» **PROBLEM**
Among the entries below, find the lines that hold the word "contain" and report them.

» **SOURCE DATA**
--

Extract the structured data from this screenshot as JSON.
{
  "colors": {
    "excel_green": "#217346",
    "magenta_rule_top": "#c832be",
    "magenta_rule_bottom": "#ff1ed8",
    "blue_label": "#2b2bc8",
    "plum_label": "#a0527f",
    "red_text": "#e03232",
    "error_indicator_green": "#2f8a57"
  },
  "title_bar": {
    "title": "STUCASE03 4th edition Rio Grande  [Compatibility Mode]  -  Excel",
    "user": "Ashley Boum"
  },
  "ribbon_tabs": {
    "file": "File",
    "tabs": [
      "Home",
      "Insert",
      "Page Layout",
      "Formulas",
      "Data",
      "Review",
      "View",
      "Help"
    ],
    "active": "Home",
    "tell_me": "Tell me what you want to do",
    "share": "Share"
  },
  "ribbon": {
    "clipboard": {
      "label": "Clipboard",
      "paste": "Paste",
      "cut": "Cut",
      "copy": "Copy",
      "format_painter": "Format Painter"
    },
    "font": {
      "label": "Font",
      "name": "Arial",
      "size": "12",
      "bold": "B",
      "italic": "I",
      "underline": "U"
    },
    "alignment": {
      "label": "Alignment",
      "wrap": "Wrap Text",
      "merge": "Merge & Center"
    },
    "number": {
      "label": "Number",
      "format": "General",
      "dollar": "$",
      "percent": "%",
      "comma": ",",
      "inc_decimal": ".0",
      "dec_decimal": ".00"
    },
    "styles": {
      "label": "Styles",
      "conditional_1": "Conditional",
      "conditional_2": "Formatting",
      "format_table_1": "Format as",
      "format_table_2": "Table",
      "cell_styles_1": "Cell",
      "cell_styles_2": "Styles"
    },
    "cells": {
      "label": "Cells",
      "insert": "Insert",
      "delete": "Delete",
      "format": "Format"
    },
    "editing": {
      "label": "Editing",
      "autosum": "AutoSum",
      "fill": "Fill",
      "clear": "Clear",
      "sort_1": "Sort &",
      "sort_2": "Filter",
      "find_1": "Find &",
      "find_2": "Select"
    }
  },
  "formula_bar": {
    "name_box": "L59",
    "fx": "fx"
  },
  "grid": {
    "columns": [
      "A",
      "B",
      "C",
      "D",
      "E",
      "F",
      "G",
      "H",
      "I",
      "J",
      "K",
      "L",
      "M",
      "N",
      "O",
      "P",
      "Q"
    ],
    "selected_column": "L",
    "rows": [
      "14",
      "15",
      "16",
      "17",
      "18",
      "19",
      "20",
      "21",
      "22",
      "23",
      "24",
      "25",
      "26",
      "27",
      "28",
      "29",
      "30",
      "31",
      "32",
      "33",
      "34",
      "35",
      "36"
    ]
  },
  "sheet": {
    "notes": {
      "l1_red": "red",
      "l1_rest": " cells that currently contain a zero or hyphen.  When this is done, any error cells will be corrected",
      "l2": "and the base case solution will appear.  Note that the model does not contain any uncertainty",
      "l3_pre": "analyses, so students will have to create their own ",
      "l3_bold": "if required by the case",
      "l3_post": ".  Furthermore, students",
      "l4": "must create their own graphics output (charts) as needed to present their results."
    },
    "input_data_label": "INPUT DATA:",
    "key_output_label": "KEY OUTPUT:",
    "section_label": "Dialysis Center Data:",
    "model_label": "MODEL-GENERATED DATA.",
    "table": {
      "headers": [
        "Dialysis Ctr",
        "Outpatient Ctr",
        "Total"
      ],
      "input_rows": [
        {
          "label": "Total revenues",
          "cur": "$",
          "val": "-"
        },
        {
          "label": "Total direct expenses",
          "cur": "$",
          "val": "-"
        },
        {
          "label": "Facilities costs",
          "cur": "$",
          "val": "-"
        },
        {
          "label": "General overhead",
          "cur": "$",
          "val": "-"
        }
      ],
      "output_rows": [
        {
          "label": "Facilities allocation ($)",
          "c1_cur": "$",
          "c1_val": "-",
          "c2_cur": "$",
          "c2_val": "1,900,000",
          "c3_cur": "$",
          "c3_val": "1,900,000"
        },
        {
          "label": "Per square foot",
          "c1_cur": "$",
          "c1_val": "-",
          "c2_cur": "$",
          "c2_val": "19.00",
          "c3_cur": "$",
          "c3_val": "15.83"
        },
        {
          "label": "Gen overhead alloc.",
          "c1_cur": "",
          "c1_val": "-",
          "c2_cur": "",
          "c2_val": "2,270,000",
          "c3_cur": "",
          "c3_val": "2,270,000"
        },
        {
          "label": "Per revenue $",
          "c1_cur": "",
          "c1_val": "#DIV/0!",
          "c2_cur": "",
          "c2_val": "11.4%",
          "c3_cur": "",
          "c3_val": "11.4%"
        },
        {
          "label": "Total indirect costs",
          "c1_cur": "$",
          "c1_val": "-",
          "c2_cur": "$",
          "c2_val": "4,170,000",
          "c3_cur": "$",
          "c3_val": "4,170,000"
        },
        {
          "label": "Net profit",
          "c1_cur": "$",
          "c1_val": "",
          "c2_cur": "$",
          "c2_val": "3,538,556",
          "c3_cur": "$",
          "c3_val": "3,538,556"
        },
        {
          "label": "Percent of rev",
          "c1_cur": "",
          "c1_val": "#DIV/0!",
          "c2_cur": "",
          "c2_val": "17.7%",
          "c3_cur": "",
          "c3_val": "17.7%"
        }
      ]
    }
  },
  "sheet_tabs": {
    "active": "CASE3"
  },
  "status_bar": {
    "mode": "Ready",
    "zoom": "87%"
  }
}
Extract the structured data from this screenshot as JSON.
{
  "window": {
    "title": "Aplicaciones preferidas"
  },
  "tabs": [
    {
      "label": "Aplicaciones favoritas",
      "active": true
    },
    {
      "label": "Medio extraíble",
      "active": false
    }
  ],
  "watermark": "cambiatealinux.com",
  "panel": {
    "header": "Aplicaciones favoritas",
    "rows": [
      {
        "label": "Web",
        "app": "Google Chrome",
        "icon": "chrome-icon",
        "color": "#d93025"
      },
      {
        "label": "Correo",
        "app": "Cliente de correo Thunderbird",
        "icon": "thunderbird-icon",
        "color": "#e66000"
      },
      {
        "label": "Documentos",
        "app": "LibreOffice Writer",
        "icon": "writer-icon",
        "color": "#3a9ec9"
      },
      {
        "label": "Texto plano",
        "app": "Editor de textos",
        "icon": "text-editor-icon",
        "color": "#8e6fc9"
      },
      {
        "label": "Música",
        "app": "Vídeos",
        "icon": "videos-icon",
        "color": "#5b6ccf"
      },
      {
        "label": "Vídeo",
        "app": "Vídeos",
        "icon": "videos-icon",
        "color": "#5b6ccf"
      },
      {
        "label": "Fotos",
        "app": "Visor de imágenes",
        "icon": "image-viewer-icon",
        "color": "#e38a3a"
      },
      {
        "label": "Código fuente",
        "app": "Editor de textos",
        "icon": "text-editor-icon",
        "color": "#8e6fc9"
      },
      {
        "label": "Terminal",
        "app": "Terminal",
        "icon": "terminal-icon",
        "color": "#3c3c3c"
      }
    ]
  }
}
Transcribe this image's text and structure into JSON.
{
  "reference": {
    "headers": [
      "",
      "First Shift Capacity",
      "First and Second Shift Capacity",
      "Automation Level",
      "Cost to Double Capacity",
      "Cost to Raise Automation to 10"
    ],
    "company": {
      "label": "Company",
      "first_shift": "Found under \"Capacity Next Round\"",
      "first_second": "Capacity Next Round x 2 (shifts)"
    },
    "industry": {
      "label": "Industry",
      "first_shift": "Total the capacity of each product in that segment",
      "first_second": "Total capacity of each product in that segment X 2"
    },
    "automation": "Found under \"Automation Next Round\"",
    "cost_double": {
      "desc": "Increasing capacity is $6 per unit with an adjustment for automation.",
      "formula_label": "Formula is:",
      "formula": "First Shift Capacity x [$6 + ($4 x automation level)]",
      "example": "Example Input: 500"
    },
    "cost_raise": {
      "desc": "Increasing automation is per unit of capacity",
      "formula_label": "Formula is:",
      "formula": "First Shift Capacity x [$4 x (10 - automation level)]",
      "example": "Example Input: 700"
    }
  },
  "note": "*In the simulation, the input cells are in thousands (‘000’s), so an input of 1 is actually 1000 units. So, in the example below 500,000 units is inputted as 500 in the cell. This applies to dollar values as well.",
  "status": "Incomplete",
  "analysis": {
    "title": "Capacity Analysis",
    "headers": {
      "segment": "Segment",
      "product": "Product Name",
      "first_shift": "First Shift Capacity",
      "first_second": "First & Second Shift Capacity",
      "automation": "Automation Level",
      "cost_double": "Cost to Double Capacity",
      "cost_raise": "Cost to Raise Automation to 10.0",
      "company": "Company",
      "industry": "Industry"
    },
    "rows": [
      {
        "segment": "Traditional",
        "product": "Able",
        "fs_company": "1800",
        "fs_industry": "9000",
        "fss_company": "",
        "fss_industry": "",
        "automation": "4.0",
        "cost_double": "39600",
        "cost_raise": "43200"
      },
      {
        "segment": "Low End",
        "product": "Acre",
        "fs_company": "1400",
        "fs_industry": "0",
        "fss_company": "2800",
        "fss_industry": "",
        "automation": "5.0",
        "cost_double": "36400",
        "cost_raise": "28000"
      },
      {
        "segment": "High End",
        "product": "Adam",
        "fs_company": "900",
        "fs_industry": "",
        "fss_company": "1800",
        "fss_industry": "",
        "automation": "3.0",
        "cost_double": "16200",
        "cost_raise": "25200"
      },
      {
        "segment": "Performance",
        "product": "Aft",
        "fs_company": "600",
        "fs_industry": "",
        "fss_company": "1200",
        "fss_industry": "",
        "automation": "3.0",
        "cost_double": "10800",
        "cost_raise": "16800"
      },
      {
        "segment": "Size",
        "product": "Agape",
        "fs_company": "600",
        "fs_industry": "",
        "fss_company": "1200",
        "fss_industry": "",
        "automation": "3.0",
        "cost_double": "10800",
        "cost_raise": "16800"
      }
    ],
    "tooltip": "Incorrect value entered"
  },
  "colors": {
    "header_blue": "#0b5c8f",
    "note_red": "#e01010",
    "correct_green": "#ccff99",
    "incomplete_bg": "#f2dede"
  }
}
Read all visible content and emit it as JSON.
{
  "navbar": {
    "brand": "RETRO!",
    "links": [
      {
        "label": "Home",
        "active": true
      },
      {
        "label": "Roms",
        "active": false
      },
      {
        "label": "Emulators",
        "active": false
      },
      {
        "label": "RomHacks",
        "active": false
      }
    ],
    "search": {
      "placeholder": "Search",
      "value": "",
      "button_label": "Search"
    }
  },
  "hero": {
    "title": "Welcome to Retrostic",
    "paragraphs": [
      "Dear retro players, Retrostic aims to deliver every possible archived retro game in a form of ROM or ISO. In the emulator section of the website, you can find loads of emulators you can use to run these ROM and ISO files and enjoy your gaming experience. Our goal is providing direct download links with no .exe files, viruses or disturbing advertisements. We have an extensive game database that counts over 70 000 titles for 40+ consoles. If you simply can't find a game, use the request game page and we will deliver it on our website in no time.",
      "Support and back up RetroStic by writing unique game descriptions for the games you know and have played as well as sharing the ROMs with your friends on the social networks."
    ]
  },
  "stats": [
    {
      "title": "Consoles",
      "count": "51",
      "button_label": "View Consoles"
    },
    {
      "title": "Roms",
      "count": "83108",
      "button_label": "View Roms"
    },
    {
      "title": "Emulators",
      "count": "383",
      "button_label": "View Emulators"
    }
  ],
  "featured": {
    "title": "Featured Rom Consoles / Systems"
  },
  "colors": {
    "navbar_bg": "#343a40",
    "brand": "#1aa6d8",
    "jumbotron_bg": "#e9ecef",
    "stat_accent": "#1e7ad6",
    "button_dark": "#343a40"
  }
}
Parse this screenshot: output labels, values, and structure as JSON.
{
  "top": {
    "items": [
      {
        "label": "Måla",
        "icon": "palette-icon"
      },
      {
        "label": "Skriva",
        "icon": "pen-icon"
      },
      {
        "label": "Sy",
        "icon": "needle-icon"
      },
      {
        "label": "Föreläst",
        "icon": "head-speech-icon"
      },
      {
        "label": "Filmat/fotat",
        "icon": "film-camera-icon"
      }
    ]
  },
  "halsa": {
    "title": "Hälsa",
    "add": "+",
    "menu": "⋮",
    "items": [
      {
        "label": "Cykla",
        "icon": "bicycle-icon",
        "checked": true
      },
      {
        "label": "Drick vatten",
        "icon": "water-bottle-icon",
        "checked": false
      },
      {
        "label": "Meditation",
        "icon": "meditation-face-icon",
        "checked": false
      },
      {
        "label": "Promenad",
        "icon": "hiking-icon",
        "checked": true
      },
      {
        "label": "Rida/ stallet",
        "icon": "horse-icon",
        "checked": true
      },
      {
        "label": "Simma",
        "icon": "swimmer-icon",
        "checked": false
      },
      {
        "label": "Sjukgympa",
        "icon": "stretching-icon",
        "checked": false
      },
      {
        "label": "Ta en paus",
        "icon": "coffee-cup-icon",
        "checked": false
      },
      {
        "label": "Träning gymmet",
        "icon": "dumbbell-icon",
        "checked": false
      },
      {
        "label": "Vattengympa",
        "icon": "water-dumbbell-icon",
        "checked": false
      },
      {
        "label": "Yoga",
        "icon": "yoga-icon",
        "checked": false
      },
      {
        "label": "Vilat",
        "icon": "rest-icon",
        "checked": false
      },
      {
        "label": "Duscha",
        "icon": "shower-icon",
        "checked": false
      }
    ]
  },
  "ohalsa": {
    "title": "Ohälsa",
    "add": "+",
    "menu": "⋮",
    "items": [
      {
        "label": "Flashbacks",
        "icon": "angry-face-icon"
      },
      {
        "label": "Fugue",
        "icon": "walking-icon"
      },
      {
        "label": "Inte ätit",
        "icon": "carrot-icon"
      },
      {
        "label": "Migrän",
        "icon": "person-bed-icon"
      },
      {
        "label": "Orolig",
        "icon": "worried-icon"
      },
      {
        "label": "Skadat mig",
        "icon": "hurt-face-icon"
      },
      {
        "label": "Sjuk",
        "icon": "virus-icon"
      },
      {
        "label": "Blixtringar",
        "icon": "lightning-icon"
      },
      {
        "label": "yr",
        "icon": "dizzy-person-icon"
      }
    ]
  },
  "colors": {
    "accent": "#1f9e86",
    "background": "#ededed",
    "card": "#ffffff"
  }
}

--

» **ANSWER BELOW**
      "l1_rest": " cells that currently contain a zero or hyphen.  When this is done, any error cells will be corrected",
      "l2": "and the base case solution will appear.  Note that the model does not contain any uncertainty",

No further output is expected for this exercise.